Texto proporcionado:
"""

Los Autoconvocados de la Salud manifestaron su total indignación ante la negativa del Ejecutivo a reabrir las paritarias salariales del sector. Al tiempo de confirmar el cierre de los centros sanitarios, que sólo atenderán “casos de extrema urgencia”, por tiempo indefinido, advirtieron que recurrirán a un "lenguaje prepo” para buscar soluciones.
Esta contundente expresión da cuenta del hartazgo e indignación, dos sentimientos patentizados en los ánimos de los Autoconvocados de la Salud y puestos en palabras de Adriana Bueno, secretaria adjunta del SITAS (núcleo gremial que conjuga la representación de los médicos combativos), ante el mutismo gubernamental en torno a brindar soluciones a la problemática salarial y laboral que afronta el sector.
De esta forma, la negativa por parte del alperovismo en reabrir las paritarias y negociar nuevos esquemas dinerarios con los galenos, desembocó en el endurecimiento de las medidas de fuerza que llevan adelante, las cuales, a partir de hoy y por tiempo indefinido, se sustentarán en el cierre de las puertas de todos los nosocomios de la provincia.
A ello debe adicionarse el mantenimiento del quite de colaboración, el paro informático (que priva al SIPROSA de información estadística), el cierre de los consultorios externos y la continuidad de la "Carpa de la dignidad" instalada en plaza Independencia. Solamente, se atenderán aquellas urgencias que revistan una extrema gravedad. Además debe resaltarse el paro sin asistencia a los lugares de trabajo para el próximo miércoles con una movilización al principal paseo público capitalino a partir de las 11.30.

"""

Consigna de la tarea: Según el texto, ¿qué cargo ocupa Adriana Bueno? Los registros no guardan ninguna relación con el texto.

Entradas del conjunto de datos
"""

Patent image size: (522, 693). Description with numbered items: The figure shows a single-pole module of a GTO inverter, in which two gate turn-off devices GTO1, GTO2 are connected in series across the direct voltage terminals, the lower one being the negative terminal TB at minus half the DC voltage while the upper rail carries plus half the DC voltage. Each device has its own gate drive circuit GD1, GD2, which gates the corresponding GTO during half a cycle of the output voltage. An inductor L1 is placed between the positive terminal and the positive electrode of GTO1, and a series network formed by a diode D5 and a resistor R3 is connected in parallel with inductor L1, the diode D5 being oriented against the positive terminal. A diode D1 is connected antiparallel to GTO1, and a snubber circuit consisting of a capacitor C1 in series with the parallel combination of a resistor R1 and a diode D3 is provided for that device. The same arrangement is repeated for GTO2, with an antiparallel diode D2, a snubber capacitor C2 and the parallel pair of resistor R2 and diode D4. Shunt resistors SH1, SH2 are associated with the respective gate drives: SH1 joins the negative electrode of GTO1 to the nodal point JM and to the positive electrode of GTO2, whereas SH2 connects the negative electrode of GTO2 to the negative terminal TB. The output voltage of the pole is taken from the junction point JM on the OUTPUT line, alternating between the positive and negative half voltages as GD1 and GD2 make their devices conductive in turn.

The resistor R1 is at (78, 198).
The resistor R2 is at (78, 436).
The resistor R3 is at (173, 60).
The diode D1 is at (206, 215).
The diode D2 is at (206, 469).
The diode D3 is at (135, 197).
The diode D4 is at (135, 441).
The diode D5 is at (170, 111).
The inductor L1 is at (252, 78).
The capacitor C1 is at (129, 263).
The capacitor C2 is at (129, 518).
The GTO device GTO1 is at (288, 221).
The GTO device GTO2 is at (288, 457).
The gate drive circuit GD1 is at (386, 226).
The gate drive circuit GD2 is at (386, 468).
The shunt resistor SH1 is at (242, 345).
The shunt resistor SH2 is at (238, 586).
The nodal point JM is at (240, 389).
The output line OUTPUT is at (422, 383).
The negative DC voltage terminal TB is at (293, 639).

"""

Respuesta del ejercicio: Secretaria adjunta del SITAS.